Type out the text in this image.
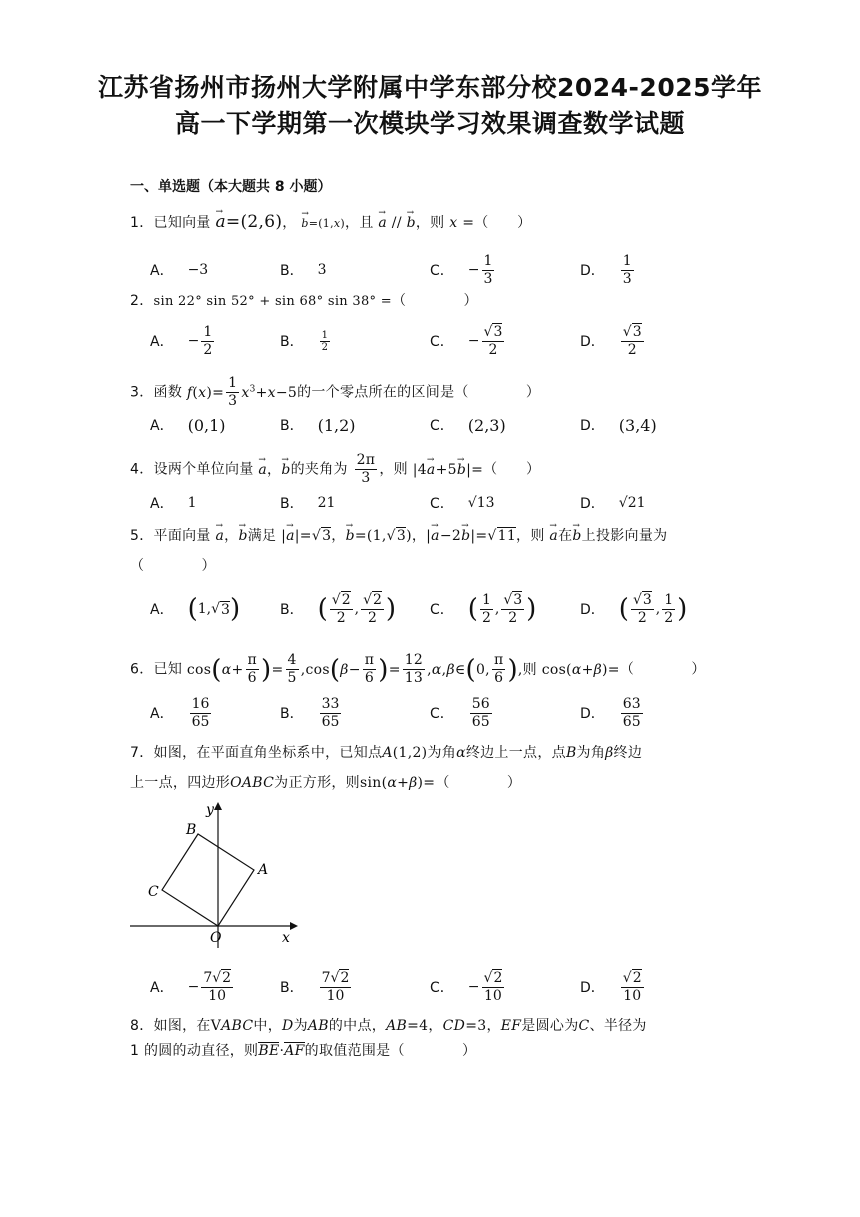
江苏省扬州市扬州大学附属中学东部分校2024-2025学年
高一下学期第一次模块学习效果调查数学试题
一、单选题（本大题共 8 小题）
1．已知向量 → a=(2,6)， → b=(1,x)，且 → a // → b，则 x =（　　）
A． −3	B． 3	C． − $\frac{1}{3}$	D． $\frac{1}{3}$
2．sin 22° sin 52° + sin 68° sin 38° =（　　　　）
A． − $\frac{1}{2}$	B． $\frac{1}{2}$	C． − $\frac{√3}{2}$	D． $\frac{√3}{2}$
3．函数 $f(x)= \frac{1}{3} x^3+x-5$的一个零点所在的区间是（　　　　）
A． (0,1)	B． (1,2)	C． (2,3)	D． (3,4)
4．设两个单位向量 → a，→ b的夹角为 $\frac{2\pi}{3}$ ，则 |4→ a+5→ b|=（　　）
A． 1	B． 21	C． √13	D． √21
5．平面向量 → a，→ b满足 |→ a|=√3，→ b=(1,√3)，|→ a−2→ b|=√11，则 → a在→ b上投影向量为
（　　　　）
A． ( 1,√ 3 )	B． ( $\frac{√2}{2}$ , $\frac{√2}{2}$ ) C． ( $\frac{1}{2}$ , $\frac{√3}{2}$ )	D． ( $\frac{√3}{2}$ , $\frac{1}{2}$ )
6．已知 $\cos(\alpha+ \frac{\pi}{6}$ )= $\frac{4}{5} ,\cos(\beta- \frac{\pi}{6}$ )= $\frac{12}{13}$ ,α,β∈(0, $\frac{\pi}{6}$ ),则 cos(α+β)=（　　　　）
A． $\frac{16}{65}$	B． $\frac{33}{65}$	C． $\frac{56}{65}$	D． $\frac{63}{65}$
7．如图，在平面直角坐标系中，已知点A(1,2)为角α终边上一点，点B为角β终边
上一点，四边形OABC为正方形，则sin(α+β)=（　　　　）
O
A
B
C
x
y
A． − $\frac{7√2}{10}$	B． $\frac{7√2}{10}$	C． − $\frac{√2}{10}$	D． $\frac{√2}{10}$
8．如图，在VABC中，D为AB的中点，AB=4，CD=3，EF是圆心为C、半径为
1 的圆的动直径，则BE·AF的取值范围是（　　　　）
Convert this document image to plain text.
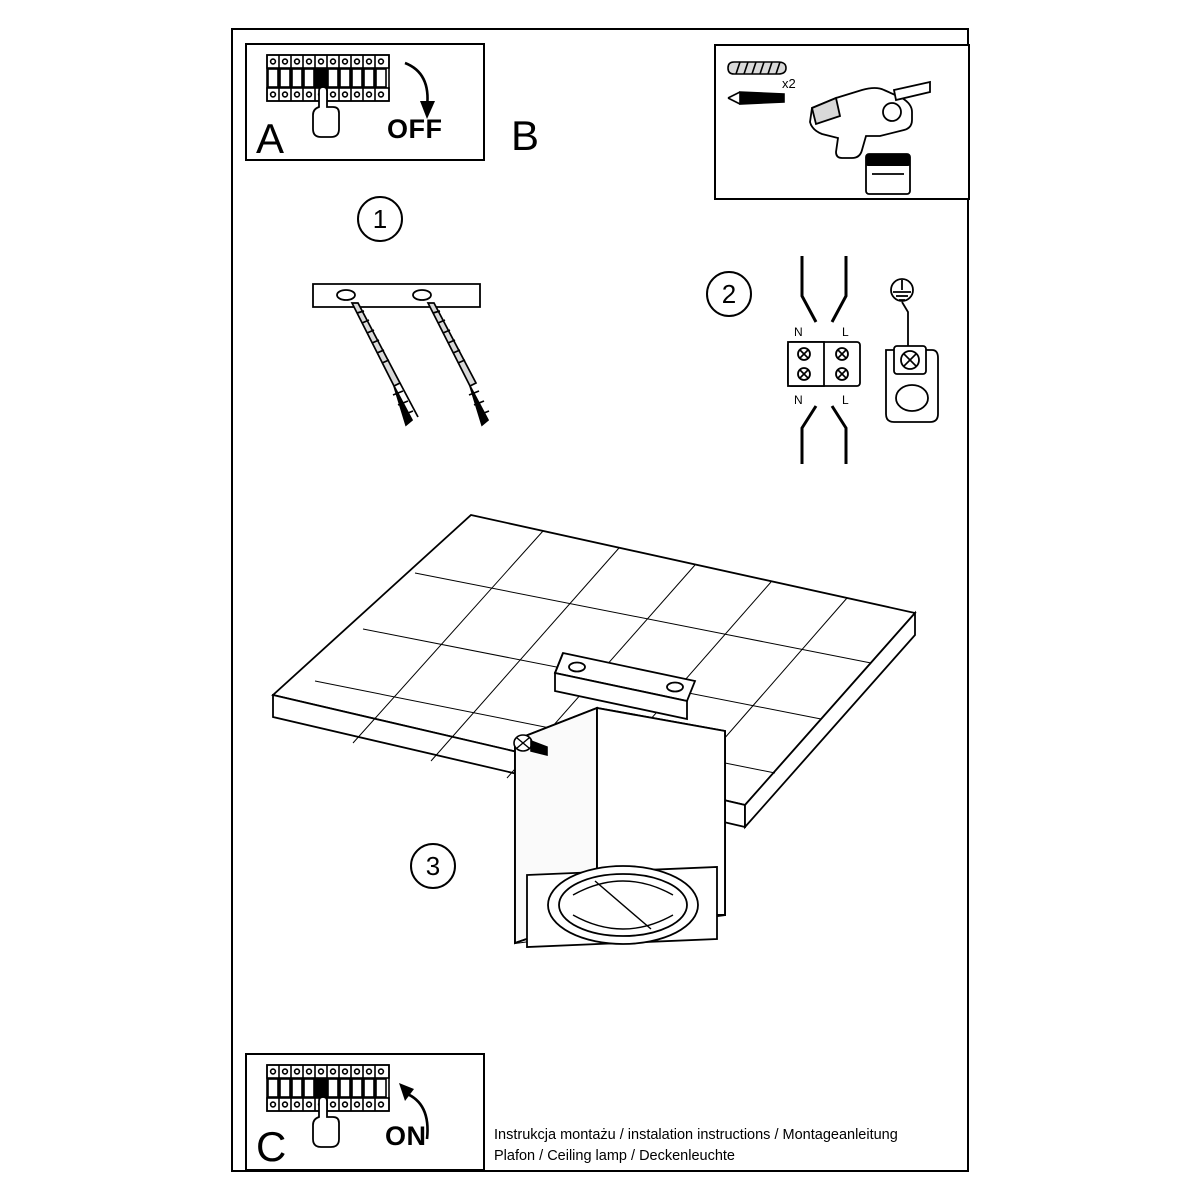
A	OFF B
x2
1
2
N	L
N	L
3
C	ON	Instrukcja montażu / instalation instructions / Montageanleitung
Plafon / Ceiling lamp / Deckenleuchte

• • • • •

*EXERCISE DETAILS*: Copy each line above precisely, dropping the pictures.

*OUTPUT BELOW*:
Type out the text in this image.
江苏省扬州市扬州大学附属中学东部分校2024-2025学年
高一下学期第一次模块学习效果调查数学试题
一、单选题（本大题共 8 小题）
1．已知向量 → a=(2,6)， → b=(1,x)，且 → a // → b，则 x =（　　）
A． −3	B． 3	C． − $\frac{1}{3}$	D． $\frac{1}{3}$
2．sin 22° sin 52° + sin 68° sin 38° =（　　　　）
A． − $\frac{1}{2}$	B． $\frac{1}{2}$	C． − $\frac{√3}{2}$	D． $\frac{√3}{2}$
3．函数 $f(x)= \frac{1}{3} x^3+x-5$的一个零点所在的区间是（　　　　）
A． (0,1)	B． (1,2)	C． (2,3)	D． (3,4)
4．设两个单位向量 → a，→ b的夹角为 $\frac{2\pi}{3}$ ，则 |4→ a+5→ b|=（　　）
A． 1	B． 21	C． √13	D． √21
5．平面向量 → a，→ b满足 |→ a|=√3，→ b=(1,√3)，|→ a−2→ b|=√11，则 → a在→ b上投影向量为
（　　　　）
A． ( 1,√ 3 )	B． ( $\frac{√2}{2}$ , $\frac{√2}{2}$ ) C． ( $\frac{1}{2}$ , $\frac{√3}{2}$ )	D． ( $\frac{√3}{2}$ , $\frac{1}{2}$ )
6．已知 $\cos(\alpha+ \frac{\pi}{6}$ )= $\frac{4}{5} ,\cos(\beta- \frac{\pi}{6}$ )= $\frac{12}{13}$ ,α,β∈(0, $\frac{\pi}{6}$ ),则 cos(α+β)=（　　　　）
A． $\frac{16}{65}$	B． $\frac{33}{65}$	C． $\frac{56}{65}$	D． $\frac{63}{65}$
7．如图，在平面直角坐标系中，已知点A(1,2)为角α终边上一点，点B为角β终边
上一点，四边形OABC为正方形，则sin(α+β)=（　　　　）
O
A
B
C
x
y
A． − $\frac{7√2}{10}$	B． $\frac{7√2}{10}$	C． − $\frac{√2}{10}$	D． $\frac{√2}{10}$
8．如图，在VABC中，D为AB的中点，AB=4，CD=3，EF是圆心为C、半径为
1 的圆的动直径，则BE·AF的取值范围是（　　　　）
Convert this document image to plain text.
A	OFF B
x2
1
2
N	L
N	L
3
C	ON	Instrukcja montażu / instalation instructions / Montageanleitung
Plafon / Ceiling lamp / Deckenleuchte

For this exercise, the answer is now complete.